_Material to process:_
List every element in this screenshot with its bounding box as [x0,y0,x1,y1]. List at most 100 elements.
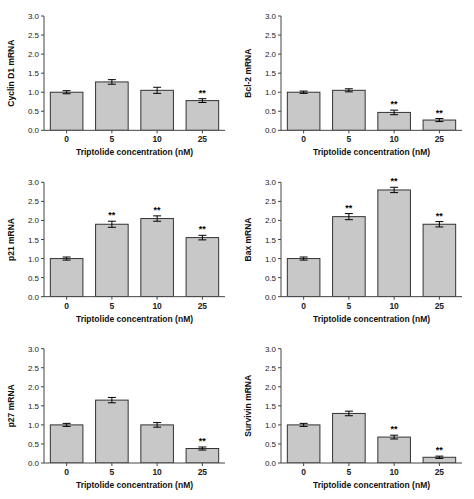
bar [378,112,411,130]
error-bar [108,221,116,227]
x-axis-line [44,463,225,464]
x-tick [111,297,112,300]
error-cap [435,226,443,227]
y-tick-label: 0.0 [265,126,277,135]
y-tick [41,35,44,36]
error-cap [108,221,116,222]
error-cap [198,98,206,99]
x-tick-label: 25 [435,467,445,477]
x-tick [111,130,112,133]
bar [50,92,83,130]
marks [287,411,455,463]
error-bar [63,423,71,426]
y-tick [278,443,281,444]
y-tick-label: 1.5 [28,69,40,78]
error-bar [63,91,71,94]
panel: 0.00.51.01.52.02.53.0051025Triptolide co… [243,12,462,157]
x-tick [348,130,349,133]
y-tick-label: 0.5 [265,440,277,449]
bar [287,259,320,297]
x-tick [394,130,395,133]
panel: 0.00.51.01.52.02.53.0051025Triptolide co… [243,176,462,323]
error-cap [108,397,116,398]
bar [333,217,366,297]
error-cap [153,427,161,428]
x-tick [394,297,395,300]
x-tick [157,297,158,300]
error-cap [108,79,116,80]
error-cap [153,221,161,222]
y-tick-label: 3.0 [265,178,277,187]
y-tick-label: 3.0 [265,345,277,354]
bar [141,219,174,297]
bar [378,437,411,463]
y-tick-label: 2.0 [28,383,40,392]
bar [186,238,219,297]
error-cap [300,260,308,261]
error-bar [153,87,161,93]
y-tick-label: 1.5 [28,402,40,411]
error-cap [63,260,71,261]
y-tick [278,92,281,93]
y-tick-label: 1.0 [28,421,40,430]
error-cap [63,426,71,427]
significance-label: ** [391,176,399,186]
error-stem [202,99,203,103]
error-cap [345,88,353,89]
y-tick [278,73,281,74]
error-cap [300,423,308,424]
error-cap [198,239,206,240]
significance-label: ** [199,224,207,234]
error-stem [394,435,395,439]
x-tick-label: 0 [301,134,306,144]
x-tick-label: 0 [64,134,69,144]
bar [287,92,320,130]
error-bar [345,411,353,416]
error-stem [348,214,349,220]
y-tick [278,111,281,112]
error-cap [63,93,71,94]
y-tick-label: 3.0 [28,12,40,21]
significance-label: ** [108,210,116,220]
error-cap [435,458,443,459]
figure: 0.00.51.01.52.02.53.0051025Triptolide co… [0,0,474,499]
y-tick-label: 0.5 [28,440,40,449]
y-axis-label: Cyclin D1 mRNA [6,40,16,107]
y-tick-label: 3.0 [28,178,40,187]
x-axis-line [281,463,462,464]
error-cap [108,84,116,85]
y-tick [41,443,44,444]
x-axis-line [44,296,225,297]
marks [287,89,455,131]
marks [287,187,455,296]
y-tick-label: 1.0 [28,88,40,97]
y-tick-label: 0.5 [265,274,277,283]
x-tick-label: 5 [347,301,352,311]
significance-label: ** [436,445,444,455]
error-cap [435,121,443,122]
x-tick [303,463,304,466]
x-tick-label: 0 [64,301,69,311]
error-cap [345,411,353,412]
bar [186,449,219,463]
error-cap [108,402,116,403]
x-tick [439,297,440,300]
x-tick [394,463,395,466]
y-tick-label: 1.0 [265,255,277,264]
x-tick-label: 10 [389,301,399,311]
y-tick-label: 2.5 [28,31,40,40]
y-tick [278,348,281,349]
error-bar [198,447,206,450]
x-tick [348,297,349,300]
x-tick-label: 0 [301,301,306,311]
y-axis-label: Survivin mRNA [243,375,253,437]
y-tick [278,16,281,17]
error-stem [439,222,440,227]
bar [423,224,456,296]
y-tick-label: 0.0 [28,459,40,468]
error-cap [390,435,398,436]
x-tick-label: 5 [347,134,352,144]
y-tick-label: 1.0 [28,255,40,264]
y-tick [41,386,44,387]
marks [50,216,218,297]
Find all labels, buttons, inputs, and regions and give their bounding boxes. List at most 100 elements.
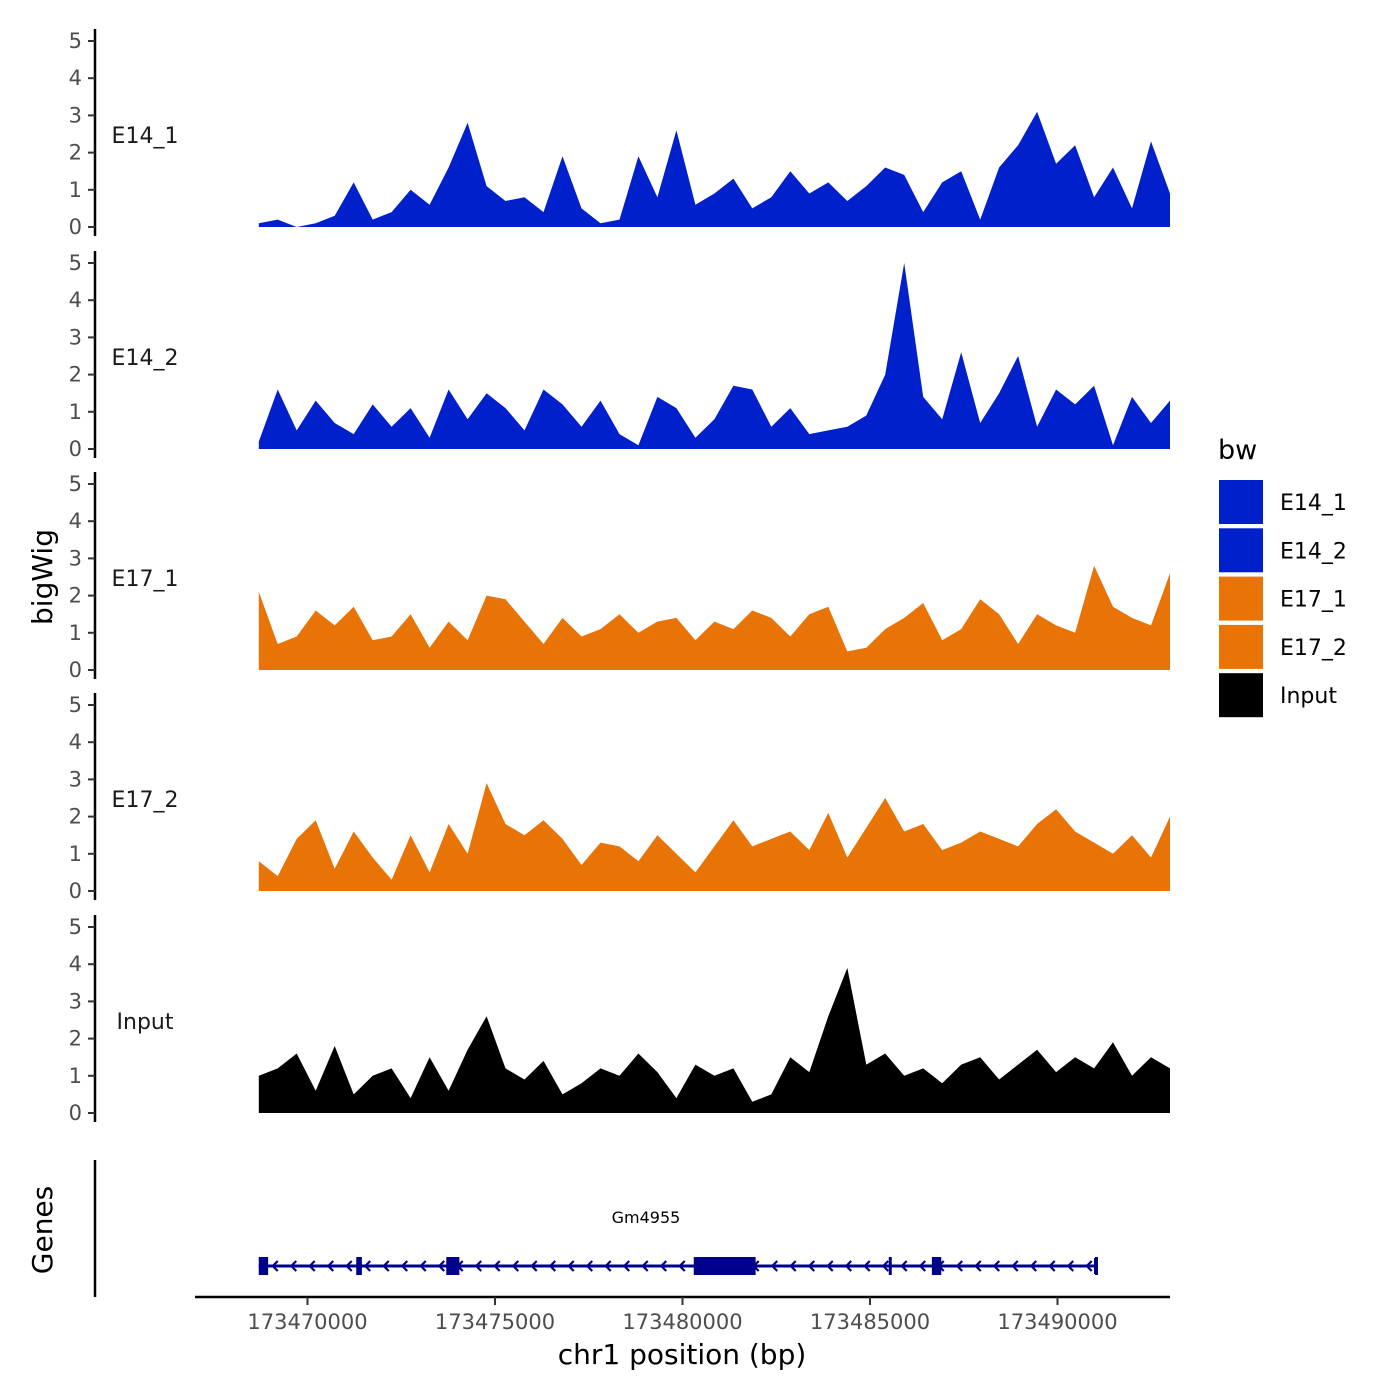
- x-tick-label: 173470000: [247, 1310, 367, 1334]
- strand-arrow: [955, 1260, 964, 1272]
- legend-label-E14_1: E14_1: [1280, 491, 1347, 516]
- signal-area-E17_2: [258, 783, 1170, 891]
- strand-arrow: [382, 1260, 390, 1272]
- strand-arrow: [474, 1260, 483, 1272]
- strand-arrow: [400, 1260, 409, 1272]
- strand-arrow: [1048, 1260, 1056, 1272]
- y-tick-label: 3: [69, 325, 82, 349]
- legend-swatch-E14_2: [1219, 528, 1263, 573]
- y-tick-label: 1: [69, 621, 82, 645]
- x-tick-label: 173475000: [435, 1310, 555, 1334]
- legend-label-E17_2: E17_2: [1280, 636, 1347, 661]
- track-Input: 0 1 2 3 4 5 Input: [69, 915, 1170, 1125]
- strand-arrow: [789, 1260, 797, 1272]
- legend-label-Input: Input: [1280, 684, 1337, 709]
- strand-arrow: [437, 1260, 446, 1272]
- y-tick-label: 2: [69, 1027, 82, 1051]
- strand-arrow: [1011, 1260, 1019, 1272]
- strand-arrow: [326, 1260, 335, 1272]
- y-tick-label: 3: [69, 546, 82, 570]
- y-tick-label: 5: [69, 29, 82, 53]
- strand-arrow: [1029, 1260, 1038, 1272]
- y-tick-label: 0: [69, 437, 82, 461]
- y-tick-label: 1: [69, 178, 82, 202]
- y-tick-label: 4: [69, 66, 82, 90]
- signal-area-E17_1: [258, 565, 1170, 670]
- legend-swatch-E17_2: [1219, 624, 1263, 669]
- y-tick-label: 2: [69, 584, 82, 608]
- signal-area-E14_1: [258, 111, 1170, 227]
- strand-arrow: [567, 1260, 575, 1272]
- y-tick-label: 3: [69, 989, 82, 1013]
- y-tick-label: 5: [69, 693, 82, 717]
- x-tick-label: 173485000: [810, 1310, 930, 1334]
- y-tick-label: 4: [69, 509, 82, 533]
- genes-axis-title: Genes: [26, 1186, 59, 1274]
- gene-exon: [446, 1257, 460, 1275]
- y-tick-label: 1: [69, 1064, 82, 1088]
- strand-arrow: [844, 1260, 853, 1272]
- strand-arrow: [826, 1260, 834, 1272]
- tracks-layer: 0 1 2 3 4 5 E14_1 0 1 2 3 4 5 E14_2 0 1 2 3 4 5 E17_1 0 1 2 3 4 5 E…: [69, 29, 1170, 1125]
- track-label: E14_2: [112, 346, 179, 371]
- strand-arrow: [548, 1260, 557, 1272]
- strand-arrow: [345, 1260, 353, 1272]
- y-tick-label: 5: [69, 472, 82, 496]
- track-E14_2: 0 1 2 3 4 5 E14_2: [69, 251, 1170, 461]
- strand-arrow: [918, 1260, 927, 1272]
- y-tick-label: 0: [69, 215, 82, 239]
- legend-swatch-Input: [1219, 673, 1263, 718]
- strand-arrow: [585, 1260, 594, 1272]
- strand-arrow: [622, 1260, 631, 1272]
- strand-arrow: [974, 1260, 982, 1272]
- strand-arrow: [659, 1260, 668, 1272]
- legend-title: bw: [1218, 435, 1257, 466]
- signal-area-Input: [258, 967, 1170, 1113]
- track-E17_2: 0 1 2 3 4 5 E17_2: [69, 693, 1170, 903]
- y-tick-label: 4: [69, 730, 82, 754]
- strand-arrow: [363, 1260, 372, 1272]
- strand-arrow: [419, 1260, 427, 1272]
- gene-exon: [888, 1257, 892, 1275]
- y-tick-label: 2: [69, 363, 82, 387]
- strand-arrow: [881, 1260, 890, 1272]
- legend-label-E14_2: E14_2: [1280, 539, 1347, 564]
- legend-label-E17_1: E17_1: [1280, 588, 1347, 613]
- x-tick-label: 173480000: [622, 1310, 742, 1334]
- strand-arrow: [992, 1260, 1001, 1272]
- x-tick-label: 173490000: [997, 1310, 1117, 1334]
- strand-arrow: [770, 1260, 779, 1272]
- track-E17_1: 0 1 2 3 4 5 E17_1: [69, 472, 1170, 682]
- strand-arrow: [530, 1260, 538, 1272]
- track-label: E17_2: [112, 788, 179, 813]
- legend-swatch-E14_1: [1219, 480, 1263, 524]
- gene-exon: [931, 1257, 942, 1275]
- y-tick-label: 3: [69, 103, 82, 127]
- strand-arrow: [308, 1260, 316, 1272]
- y-tick-label: 3: [69, 767, 82, 791]
- track-label: Input: [117, 1010, 174, 1035]
- genes-panel: Gm4955: [93, 1160, 1098, 1297]
- strand-arrow: [863, 1260, 871, 1272]
- strand-arrow: [641, 1260, 649, 1272]
- y-tick-label: 4: [69, 952, 82, 976]
- strand-arrow: [511, 1260, 520, 1272]
- strand-arrow: [1085, 1260, 1093, 1272]
- y-tick-label: 2: [69, 141, 82, 165]
- signal-area-E14_2: [258, 263, 1170, 449]
- strand-arrow: [678, 1260, 686, 1272]
- track-label: E17_1: [112, 567, 179, 592]
- gene-exon: [1095, 1257, 1098, 1275]
- strand-arrow: [493, 1260, 501, 1272]
- x-axis-title: chr1 position (bp): [558, 1338, 807, 1371]
- strand-arrow: [271, 1260, 279, 1272]
- strand-arrow: [807, 1260, 816, 1272]
- gene-exon: [693, 1257, 756, 1275]
- y-tick-label: 5: [69, 915, 82, 939]
- strand-arrow: [1066, 1260, 1075, 1272]
- y-tick-label: 1: [69, 400, 82, 424]
- y-tick-label: 0: [69, 658, 82, 682]
- y-tick-label: 4: [69, 288, 82, 312]
- y-tick-label: 0: [69, 1101, 82, 1125]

_Exercise:_ All lines in the listing above that contain "axis" should be shown.

_Output for this exercise:_
x-axis-line [44,463,225,464]
y-axis-label: Cyclin D1 mRNA [6,40,16,107]
x-axis-line [281,463,462,464]
x-axis-line [44,296,225,297]
y-axis-label: Survivin mRNA [243,375,253,437]
- genes-axis-title: Genes: [26, 1186, 59, 1274]
- x-axis-title: chr1 position (bp): [558, 1338, 807, 1371]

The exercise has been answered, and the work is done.